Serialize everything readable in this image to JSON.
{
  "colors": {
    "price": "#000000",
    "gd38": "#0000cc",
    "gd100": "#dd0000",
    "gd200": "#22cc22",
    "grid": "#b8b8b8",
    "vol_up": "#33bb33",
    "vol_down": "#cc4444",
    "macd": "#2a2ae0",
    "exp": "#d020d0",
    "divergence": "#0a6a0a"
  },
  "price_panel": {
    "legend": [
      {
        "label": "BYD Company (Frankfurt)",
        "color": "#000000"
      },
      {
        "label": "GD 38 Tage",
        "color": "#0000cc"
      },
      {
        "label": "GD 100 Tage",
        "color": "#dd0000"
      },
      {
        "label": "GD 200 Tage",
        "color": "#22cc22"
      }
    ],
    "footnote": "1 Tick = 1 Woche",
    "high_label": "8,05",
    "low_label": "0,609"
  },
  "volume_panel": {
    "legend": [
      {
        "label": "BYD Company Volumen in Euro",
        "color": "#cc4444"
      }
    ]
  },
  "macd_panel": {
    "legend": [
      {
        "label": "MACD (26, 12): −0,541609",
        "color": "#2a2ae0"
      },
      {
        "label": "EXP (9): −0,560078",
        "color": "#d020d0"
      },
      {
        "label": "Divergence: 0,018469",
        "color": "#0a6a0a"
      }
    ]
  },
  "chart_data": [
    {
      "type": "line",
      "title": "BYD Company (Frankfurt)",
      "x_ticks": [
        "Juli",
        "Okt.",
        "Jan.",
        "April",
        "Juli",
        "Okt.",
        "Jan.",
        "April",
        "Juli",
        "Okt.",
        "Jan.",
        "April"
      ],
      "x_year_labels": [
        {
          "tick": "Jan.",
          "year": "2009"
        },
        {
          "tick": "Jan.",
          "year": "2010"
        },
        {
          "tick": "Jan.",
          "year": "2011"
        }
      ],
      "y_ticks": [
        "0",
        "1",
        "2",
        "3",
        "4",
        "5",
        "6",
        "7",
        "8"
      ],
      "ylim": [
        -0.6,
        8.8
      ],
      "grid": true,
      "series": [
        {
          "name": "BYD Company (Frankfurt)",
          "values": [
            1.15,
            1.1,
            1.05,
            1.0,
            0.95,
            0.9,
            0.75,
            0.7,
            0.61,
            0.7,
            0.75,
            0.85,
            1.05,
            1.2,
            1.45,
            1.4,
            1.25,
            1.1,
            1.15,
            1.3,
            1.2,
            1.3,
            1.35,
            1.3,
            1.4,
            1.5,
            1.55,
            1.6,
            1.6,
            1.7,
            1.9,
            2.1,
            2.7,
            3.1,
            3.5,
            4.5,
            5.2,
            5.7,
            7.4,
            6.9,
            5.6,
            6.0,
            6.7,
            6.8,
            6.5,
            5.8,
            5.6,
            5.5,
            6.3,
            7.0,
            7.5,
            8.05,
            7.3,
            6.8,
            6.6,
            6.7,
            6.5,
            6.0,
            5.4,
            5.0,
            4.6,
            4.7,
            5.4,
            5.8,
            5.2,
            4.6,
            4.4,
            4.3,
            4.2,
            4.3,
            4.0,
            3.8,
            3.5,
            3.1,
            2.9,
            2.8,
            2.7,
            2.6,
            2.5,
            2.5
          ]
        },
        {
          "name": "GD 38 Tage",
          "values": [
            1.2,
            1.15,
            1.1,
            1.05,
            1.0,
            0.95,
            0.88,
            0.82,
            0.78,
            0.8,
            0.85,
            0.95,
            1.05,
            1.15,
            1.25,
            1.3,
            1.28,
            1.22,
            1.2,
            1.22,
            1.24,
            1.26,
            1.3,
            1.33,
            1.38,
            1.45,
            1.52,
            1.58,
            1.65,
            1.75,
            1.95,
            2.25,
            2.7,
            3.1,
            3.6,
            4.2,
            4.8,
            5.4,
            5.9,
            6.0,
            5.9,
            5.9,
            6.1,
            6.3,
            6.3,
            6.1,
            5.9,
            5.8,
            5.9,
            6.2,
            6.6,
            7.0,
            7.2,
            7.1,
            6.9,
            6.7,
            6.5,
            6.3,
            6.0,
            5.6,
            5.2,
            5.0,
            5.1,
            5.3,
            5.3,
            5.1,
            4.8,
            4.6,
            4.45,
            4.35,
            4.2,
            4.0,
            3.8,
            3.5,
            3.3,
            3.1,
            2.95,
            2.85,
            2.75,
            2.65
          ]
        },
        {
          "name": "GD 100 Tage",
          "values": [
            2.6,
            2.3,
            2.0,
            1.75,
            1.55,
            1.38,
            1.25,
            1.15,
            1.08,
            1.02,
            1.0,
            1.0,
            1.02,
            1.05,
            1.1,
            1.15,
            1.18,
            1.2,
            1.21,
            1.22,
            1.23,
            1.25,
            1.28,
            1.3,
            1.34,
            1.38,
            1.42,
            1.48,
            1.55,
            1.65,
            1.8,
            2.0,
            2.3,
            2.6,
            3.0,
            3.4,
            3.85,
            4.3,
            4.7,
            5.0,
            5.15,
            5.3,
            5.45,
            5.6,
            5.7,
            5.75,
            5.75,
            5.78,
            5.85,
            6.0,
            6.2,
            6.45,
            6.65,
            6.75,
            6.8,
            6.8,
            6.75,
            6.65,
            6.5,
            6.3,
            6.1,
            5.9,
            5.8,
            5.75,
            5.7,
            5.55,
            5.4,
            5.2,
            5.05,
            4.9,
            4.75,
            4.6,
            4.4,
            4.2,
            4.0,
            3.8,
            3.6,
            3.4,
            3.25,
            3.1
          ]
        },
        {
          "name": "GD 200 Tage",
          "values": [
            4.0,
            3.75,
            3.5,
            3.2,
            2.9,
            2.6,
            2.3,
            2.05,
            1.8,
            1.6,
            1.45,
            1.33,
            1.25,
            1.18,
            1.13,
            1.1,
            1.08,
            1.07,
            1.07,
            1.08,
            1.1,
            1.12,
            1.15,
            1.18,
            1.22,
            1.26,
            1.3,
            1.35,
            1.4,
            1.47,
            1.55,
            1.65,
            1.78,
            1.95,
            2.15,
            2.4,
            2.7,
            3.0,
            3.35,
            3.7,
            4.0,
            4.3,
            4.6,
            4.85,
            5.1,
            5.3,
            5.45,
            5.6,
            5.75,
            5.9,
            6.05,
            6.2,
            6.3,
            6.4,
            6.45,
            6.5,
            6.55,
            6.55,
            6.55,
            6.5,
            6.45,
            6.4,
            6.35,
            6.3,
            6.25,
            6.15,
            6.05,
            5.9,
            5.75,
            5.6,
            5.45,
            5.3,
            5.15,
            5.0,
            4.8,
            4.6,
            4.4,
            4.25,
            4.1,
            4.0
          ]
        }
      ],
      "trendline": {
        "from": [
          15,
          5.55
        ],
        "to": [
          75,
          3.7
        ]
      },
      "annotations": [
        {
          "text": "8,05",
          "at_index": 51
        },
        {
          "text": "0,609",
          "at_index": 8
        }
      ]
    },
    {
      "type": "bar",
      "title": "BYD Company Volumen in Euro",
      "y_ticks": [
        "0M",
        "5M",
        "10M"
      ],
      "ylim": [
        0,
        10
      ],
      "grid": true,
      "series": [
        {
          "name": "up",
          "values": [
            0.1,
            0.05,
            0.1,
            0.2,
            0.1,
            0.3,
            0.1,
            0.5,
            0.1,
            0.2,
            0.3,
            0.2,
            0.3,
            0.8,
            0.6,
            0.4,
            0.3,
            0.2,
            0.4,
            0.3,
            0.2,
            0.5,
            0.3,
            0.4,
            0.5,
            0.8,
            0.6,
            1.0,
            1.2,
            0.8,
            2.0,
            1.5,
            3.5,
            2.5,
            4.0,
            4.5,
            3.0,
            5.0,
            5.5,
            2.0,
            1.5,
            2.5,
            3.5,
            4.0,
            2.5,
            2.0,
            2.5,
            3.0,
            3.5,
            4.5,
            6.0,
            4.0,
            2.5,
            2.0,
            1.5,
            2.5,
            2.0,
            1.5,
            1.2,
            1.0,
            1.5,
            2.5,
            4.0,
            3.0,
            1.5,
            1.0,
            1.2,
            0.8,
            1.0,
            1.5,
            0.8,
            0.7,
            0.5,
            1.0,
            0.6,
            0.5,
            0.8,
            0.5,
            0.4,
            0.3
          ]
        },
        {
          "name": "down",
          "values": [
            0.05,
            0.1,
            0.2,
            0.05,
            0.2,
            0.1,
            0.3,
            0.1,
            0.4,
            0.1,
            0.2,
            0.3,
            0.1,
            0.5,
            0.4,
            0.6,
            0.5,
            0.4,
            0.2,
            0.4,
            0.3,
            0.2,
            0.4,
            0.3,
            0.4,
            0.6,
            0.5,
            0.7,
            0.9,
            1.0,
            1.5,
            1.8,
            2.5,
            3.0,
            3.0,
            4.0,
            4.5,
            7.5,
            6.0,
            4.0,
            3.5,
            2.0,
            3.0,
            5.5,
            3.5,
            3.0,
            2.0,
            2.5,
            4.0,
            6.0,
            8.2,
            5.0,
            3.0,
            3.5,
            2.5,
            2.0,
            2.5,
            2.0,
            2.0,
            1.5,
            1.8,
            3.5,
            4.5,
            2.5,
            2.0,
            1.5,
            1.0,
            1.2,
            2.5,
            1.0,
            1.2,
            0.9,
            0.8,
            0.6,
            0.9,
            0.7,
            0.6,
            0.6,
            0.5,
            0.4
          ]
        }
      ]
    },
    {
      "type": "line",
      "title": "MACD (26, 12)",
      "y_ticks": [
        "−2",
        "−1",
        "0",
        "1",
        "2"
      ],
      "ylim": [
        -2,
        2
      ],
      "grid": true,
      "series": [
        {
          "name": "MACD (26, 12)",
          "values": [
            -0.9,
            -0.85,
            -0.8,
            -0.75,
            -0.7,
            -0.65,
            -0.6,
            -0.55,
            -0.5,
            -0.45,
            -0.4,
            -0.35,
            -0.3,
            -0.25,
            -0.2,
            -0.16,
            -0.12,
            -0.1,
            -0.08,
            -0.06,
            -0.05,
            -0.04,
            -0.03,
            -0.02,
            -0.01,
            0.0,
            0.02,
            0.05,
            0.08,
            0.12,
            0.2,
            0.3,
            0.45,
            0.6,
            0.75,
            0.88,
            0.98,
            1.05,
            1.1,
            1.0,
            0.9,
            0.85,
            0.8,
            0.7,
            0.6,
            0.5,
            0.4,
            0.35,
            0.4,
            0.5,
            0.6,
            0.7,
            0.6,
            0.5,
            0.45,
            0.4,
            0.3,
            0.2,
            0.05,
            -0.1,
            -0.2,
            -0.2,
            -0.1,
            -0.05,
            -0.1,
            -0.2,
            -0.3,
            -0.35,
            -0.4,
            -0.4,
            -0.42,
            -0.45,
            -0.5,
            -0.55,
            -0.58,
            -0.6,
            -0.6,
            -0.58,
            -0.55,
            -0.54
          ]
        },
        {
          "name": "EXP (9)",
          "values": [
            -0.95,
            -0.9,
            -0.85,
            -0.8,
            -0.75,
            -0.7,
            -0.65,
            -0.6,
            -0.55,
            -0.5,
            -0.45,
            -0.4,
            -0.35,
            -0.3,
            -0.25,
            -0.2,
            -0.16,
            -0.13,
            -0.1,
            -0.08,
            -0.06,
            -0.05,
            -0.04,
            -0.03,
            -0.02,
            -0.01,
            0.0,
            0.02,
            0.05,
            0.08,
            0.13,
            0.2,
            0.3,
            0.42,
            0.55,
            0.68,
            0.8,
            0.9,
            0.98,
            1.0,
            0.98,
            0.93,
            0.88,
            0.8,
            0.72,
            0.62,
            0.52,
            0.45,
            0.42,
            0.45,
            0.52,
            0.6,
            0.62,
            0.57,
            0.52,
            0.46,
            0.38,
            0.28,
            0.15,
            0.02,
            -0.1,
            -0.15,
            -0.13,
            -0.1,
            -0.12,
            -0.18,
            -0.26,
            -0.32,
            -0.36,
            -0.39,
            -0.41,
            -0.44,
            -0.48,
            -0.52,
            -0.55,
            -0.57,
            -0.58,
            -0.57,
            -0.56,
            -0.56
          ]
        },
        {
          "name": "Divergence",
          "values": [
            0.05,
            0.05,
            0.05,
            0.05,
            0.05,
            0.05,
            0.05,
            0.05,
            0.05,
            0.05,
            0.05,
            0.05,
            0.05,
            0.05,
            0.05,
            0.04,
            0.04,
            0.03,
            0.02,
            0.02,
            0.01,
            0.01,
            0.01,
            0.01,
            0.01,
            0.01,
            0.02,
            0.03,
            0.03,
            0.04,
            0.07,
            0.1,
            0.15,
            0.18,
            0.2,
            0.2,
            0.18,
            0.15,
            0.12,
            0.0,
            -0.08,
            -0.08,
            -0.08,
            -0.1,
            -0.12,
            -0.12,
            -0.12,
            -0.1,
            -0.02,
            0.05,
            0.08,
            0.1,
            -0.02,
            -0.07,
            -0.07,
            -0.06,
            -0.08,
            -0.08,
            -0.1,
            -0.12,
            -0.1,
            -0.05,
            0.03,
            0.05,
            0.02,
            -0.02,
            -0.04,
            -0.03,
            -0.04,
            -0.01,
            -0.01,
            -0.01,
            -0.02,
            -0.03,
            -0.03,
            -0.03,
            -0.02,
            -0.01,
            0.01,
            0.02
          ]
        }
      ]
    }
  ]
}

(What to produce)
Select every line where the word "title" occurs.

(Result for this exercise)
      "title": "BYD Company (Frankfurt)",
      "title": "BYD Company Volumen in Euro",
      "title": "MACD (26, 12)",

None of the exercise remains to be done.